Data entries:
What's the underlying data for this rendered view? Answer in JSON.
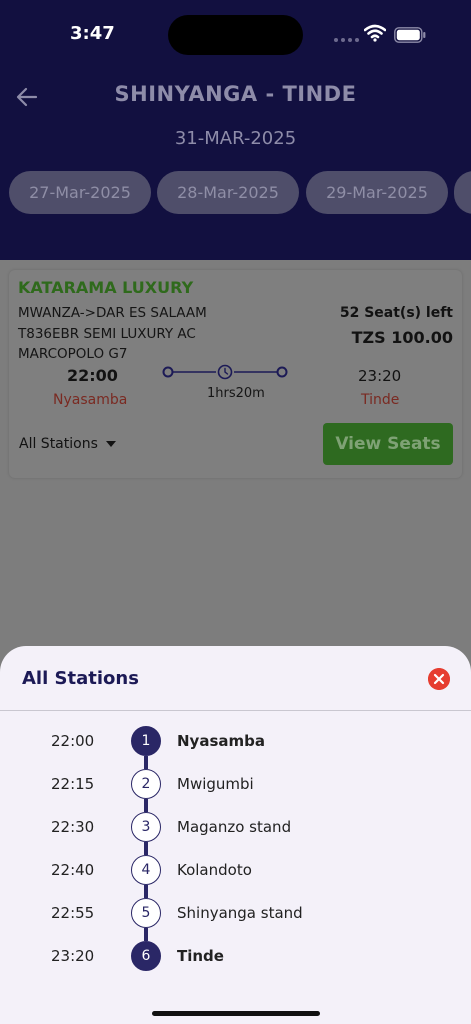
{
  "status_bar": {
    "time": "3:47"
  },
  "header": {
    "route_title": "SHINYANGA - TINDE",
    "selected_date": "31-MAR-2025",
    "date_pills": [
      "27-Mar-2025",
      "28-Mar-2025",
      "29-Mar-2025"
    ]
  },
  "trip": {
    "operator": "KATARAMA LUXURY",
    "route": "MWANZA->DAR ES SALAAM",
    "bus_info": "T836EBR SEMI LUXURY AC",
    "bus_model": "MARCOPOLO G7",
    "seats_left": "52 Seat(s) left",
    "fare": "TZS 100.00",
    "departure_time": "22:00",
    "departure_station": "Nyasamba",
    "arrival_time": "23:20",
    "arrival_station": "Tinde",
    "duration": "1hrs20m",
    "stations_dropdown": "All Stations",
    "view_seats_label": "View Seats"
  },
  "sheet": {
    "title": "All Stations",
    "stops": [
      {
        "time": "22:00",
        "number": "1",
        "name": "Nyasamba"
      },
      {
        "time": "22:15",
        "number": "2",
        "name": "Mwigumbi"
      },
      {
        "time": "22:30",
        "number": "3",
        "name": "Maganzo stand"
      },
      {
        "time": "22:40",
        "number": "4",
        "name": "Kolandoto"
      },
      {
        "time": "22:55",
        "number": "5",
        "name": "Shinyanga stand"
      },
      {
        "time": "23:20",
        "number": "6",
        "name": "Tinde"
      }
    ]
  },
  "colors": {
    "header_bg": "#121040",
    "accent": "#2a2766",
    "operator_green": "#2f6a1c",
    "station_red": "#7a2a22",
    "close_red": "#e63d30"
  },
  "icons": [
    "back-arrow-icon",
    "wifi-icon",
    "battery-icon",
    "clock-icon",
    "chevron-down-icon",
    "close-icon"
  ]
}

Given request: How many lines of these entries hold the string "LUXURY"? Answer with the number alone.

Response to the exercise: 2